*Given problem*:
Find the number of lines below in which the word "discontinua" appears, and write that number only.
--- Start Input ---
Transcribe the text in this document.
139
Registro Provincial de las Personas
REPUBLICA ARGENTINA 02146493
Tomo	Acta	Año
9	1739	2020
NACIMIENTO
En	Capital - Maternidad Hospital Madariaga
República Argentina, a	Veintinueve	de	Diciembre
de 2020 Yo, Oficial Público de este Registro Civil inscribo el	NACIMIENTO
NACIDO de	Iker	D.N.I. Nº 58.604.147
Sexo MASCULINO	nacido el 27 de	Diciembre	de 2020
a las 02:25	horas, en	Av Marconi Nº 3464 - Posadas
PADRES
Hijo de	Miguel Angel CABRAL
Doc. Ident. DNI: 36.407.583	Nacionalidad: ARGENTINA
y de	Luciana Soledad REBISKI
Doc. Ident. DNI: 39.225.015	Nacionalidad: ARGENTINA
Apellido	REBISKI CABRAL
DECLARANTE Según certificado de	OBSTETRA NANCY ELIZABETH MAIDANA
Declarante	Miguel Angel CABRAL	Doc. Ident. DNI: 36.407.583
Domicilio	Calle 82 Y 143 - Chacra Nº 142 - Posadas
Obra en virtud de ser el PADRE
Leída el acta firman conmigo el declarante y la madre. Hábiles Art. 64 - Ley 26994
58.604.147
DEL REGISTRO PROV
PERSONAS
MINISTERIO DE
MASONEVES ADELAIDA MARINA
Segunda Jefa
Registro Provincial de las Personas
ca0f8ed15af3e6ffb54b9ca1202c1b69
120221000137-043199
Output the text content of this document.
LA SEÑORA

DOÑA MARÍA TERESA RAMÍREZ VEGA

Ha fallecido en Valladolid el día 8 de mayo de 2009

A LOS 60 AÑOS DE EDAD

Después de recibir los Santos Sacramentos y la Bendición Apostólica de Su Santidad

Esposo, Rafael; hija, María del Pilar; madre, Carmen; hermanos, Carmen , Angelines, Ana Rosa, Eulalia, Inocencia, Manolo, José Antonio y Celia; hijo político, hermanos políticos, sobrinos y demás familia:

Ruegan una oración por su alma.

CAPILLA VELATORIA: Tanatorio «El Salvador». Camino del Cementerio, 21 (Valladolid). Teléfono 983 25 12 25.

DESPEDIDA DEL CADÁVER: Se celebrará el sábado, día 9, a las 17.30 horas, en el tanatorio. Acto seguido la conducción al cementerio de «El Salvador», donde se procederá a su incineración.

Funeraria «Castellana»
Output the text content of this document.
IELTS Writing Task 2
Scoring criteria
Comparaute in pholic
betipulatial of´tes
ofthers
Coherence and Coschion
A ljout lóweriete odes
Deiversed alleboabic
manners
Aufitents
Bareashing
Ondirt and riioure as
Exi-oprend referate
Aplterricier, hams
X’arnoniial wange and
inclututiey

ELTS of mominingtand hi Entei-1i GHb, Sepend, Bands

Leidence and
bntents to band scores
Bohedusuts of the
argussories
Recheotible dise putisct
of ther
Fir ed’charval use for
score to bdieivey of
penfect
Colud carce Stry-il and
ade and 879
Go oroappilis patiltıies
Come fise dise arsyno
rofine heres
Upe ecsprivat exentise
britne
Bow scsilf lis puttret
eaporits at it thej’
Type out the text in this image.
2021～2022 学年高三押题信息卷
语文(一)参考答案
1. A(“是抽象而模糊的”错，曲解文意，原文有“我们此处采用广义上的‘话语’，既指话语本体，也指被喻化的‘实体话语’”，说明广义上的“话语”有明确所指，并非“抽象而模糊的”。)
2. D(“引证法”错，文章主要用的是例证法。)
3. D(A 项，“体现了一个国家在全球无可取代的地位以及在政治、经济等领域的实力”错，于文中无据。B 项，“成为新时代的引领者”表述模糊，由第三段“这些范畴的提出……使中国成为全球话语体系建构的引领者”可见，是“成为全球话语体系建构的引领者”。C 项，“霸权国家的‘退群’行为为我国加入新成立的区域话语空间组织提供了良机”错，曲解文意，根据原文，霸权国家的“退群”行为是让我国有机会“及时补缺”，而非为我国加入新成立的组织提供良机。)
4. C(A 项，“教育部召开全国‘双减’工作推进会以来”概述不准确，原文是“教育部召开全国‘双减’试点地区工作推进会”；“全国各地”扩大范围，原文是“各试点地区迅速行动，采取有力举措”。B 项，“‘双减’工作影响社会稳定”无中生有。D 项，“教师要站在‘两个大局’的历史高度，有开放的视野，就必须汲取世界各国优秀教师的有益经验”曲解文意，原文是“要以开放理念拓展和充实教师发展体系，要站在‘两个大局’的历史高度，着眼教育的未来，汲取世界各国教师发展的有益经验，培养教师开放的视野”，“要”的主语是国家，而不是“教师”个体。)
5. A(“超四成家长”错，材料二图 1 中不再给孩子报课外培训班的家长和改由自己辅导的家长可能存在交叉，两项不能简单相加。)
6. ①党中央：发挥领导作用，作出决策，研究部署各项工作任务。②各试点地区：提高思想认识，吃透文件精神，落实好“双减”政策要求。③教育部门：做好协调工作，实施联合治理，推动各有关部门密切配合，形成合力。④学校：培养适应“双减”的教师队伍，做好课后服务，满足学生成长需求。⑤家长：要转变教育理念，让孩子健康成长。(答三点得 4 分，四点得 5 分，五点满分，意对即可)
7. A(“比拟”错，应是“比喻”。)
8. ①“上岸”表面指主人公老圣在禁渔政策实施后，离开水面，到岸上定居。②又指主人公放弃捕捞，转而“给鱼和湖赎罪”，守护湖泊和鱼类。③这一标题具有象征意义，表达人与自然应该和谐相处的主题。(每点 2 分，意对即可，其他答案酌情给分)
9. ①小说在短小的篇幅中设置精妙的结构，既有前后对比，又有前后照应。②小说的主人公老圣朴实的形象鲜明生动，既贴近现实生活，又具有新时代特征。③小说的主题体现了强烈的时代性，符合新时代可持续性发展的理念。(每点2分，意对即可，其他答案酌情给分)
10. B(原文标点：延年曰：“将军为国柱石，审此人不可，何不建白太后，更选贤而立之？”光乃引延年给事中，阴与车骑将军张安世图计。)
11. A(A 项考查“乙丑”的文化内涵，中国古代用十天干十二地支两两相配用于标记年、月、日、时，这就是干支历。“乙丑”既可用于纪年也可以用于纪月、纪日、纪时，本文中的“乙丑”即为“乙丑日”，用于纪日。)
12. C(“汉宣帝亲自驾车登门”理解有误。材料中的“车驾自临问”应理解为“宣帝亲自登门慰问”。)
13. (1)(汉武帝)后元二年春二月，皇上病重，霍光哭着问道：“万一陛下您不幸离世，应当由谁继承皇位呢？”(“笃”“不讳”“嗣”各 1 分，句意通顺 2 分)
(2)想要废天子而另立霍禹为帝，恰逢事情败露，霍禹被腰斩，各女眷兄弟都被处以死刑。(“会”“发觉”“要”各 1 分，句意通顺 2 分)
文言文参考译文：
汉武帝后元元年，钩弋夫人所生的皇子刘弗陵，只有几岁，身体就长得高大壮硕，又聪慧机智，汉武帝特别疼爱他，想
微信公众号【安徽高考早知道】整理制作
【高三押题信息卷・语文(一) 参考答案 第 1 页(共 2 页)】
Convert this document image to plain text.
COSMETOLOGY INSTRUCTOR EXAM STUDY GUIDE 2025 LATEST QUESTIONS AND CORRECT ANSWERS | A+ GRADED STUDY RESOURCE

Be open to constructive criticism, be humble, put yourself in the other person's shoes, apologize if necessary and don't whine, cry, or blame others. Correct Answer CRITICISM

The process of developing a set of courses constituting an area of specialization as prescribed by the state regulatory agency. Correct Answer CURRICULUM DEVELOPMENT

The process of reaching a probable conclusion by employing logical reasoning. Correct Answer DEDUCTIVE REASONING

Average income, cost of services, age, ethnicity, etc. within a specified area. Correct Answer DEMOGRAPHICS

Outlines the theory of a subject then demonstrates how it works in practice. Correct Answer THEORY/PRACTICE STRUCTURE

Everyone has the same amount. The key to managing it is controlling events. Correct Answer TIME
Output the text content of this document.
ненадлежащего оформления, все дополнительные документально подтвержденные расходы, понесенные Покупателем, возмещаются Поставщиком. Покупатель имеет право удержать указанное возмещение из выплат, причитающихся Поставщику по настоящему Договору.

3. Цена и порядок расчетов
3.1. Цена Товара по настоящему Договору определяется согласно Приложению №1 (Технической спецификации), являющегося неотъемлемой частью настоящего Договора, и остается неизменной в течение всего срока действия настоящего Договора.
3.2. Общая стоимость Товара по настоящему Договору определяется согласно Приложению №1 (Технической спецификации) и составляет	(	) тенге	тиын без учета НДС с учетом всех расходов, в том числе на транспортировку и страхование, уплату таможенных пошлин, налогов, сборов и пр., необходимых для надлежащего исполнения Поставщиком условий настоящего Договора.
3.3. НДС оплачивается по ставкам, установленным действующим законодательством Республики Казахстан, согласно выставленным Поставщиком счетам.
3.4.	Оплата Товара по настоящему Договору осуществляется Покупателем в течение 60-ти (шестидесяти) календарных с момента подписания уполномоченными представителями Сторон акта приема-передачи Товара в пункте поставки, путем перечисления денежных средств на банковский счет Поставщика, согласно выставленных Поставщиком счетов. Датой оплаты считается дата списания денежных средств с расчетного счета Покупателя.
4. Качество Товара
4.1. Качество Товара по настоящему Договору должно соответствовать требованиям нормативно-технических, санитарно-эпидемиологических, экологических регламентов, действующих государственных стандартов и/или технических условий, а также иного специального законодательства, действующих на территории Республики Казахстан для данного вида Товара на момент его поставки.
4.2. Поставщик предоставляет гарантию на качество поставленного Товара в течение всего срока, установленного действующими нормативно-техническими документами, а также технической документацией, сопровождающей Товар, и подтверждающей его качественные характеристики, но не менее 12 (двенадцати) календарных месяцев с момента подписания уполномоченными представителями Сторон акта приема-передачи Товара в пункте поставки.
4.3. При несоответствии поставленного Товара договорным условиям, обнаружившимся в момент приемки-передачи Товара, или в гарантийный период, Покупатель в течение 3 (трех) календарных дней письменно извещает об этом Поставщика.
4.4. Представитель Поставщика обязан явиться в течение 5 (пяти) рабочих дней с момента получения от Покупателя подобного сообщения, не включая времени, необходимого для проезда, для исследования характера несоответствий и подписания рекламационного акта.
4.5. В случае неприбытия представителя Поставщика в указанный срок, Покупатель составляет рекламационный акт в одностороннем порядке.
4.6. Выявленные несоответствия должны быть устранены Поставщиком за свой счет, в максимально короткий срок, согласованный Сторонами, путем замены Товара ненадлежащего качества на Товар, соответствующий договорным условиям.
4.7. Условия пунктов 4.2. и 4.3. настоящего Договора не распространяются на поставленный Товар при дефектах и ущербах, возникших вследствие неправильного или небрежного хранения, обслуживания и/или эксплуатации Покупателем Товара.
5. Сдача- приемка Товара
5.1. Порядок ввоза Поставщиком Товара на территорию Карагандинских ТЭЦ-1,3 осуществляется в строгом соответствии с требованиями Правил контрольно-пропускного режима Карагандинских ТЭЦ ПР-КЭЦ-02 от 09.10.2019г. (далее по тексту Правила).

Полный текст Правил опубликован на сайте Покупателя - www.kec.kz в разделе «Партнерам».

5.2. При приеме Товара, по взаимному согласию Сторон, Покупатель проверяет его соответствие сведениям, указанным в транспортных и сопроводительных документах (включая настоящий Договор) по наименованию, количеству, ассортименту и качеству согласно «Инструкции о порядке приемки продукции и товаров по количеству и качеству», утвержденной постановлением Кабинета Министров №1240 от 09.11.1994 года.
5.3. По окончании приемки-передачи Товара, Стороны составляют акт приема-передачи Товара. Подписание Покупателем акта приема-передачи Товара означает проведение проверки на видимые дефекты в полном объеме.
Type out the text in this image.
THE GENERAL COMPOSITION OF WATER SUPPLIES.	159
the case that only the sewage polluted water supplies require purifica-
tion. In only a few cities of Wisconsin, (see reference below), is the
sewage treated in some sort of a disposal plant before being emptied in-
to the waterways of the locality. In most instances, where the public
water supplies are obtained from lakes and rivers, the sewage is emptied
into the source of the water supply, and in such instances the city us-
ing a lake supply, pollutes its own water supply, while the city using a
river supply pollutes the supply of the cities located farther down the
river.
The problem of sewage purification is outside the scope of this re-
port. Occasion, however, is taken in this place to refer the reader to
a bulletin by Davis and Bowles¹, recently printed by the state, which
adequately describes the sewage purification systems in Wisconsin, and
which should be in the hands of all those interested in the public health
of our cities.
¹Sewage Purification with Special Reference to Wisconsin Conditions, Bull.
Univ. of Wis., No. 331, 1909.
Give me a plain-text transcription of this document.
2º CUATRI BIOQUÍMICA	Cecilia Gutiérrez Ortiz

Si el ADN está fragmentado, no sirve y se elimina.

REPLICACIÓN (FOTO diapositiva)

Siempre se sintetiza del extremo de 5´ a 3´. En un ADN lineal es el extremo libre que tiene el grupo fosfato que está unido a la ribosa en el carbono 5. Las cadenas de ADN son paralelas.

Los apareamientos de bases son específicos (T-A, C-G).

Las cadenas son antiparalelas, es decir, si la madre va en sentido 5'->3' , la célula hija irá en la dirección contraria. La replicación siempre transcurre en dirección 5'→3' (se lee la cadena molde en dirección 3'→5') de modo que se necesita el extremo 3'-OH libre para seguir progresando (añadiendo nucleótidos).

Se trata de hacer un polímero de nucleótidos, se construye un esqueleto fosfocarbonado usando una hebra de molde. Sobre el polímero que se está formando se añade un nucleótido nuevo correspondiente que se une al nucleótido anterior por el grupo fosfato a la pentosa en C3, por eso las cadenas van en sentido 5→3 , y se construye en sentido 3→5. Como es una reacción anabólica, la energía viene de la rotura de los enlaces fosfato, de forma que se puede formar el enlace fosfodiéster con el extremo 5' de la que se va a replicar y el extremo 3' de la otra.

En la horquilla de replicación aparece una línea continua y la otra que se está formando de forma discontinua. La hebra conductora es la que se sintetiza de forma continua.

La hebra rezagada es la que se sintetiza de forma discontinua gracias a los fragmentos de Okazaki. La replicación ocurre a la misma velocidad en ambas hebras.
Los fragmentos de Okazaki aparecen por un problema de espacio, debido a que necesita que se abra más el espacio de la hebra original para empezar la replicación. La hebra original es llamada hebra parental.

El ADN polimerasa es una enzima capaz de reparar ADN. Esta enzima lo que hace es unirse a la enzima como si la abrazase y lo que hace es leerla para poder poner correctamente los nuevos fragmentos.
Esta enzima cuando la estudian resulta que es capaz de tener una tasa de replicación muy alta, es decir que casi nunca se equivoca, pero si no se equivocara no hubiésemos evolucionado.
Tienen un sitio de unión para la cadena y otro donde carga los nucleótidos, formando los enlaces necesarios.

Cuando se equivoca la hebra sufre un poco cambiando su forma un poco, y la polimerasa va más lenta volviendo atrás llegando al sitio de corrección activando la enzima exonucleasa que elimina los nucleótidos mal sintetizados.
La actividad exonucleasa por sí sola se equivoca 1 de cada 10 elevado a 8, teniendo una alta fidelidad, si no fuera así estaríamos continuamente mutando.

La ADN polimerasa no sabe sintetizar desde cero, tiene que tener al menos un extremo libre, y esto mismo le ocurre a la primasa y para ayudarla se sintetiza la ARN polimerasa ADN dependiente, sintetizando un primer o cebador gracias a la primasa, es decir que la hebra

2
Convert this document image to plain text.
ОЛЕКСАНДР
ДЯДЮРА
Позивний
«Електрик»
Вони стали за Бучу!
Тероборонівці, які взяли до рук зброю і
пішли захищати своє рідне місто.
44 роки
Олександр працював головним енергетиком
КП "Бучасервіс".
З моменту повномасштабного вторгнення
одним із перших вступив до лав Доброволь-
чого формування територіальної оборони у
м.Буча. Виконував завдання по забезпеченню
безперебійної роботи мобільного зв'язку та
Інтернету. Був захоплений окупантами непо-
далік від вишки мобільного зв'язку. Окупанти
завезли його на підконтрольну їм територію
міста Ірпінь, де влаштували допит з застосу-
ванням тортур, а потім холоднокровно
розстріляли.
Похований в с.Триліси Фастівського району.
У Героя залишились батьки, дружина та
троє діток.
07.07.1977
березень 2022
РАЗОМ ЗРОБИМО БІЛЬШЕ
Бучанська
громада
--- End Input ---
*Answer to the task*:
2